__Aim of the exercise__. Copy out, from the entries below, each line holding the string "this".

__Records to use__.
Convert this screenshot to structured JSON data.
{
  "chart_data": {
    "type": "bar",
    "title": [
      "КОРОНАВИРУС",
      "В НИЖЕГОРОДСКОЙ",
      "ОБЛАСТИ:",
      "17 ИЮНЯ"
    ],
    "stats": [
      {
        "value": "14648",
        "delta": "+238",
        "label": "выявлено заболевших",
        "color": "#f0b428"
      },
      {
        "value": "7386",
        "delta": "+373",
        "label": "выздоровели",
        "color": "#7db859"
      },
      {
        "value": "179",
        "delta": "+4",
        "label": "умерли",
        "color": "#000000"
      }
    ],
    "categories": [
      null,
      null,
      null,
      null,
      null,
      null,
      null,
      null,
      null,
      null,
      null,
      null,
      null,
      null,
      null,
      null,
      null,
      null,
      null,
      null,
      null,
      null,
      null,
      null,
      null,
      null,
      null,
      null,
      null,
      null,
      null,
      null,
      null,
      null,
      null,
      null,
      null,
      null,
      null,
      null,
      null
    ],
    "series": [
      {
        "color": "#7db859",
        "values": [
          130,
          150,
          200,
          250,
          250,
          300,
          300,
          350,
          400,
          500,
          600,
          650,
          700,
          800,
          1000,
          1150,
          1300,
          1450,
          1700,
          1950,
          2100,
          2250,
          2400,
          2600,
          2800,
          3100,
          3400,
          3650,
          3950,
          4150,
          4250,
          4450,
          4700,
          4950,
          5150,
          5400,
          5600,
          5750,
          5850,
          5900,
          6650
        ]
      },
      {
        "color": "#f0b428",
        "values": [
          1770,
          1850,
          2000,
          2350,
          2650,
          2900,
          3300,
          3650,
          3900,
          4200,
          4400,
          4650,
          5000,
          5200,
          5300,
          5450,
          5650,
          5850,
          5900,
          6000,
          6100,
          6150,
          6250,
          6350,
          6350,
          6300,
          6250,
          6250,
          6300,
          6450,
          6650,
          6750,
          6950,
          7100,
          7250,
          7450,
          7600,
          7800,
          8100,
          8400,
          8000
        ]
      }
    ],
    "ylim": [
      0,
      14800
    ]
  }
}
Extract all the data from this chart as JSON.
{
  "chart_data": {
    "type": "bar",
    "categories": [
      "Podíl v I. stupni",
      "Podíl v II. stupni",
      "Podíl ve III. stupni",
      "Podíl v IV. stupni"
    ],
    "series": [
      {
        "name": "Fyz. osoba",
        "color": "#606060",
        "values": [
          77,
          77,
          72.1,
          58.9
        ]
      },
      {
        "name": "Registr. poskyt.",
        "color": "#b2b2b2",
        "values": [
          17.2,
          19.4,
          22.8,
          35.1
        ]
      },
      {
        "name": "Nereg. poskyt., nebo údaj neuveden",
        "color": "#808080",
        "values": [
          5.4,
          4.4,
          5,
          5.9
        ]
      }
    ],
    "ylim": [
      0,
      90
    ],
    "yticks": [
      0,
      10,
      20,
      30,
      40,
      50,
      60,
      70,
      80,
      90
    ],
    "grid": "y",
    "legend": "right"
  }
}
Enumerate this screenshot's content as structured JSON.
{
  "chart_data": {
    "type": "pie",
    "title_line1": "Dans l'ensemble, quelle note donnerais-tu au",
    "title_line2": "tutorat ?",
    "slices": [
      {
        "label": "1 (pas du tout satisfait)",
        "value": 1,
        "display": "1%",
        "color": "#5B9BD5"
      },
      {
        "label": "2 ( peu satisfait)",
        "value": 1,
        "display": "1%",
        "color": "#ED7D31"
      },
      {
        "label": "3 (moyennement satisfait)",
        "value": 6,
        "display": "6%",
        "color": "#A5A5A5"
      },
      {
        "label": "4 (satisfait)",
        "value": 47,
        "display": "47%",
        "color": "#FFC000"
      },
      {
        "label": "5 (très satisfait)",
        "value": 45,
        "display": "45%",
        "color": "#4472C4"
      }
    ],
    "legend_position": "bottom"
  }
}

__Answer in full__.
Convert this screenshot to structured JSON data.
Extract all the data from this chart as JSON.
Enumerate this screenshot's content as structured JSON.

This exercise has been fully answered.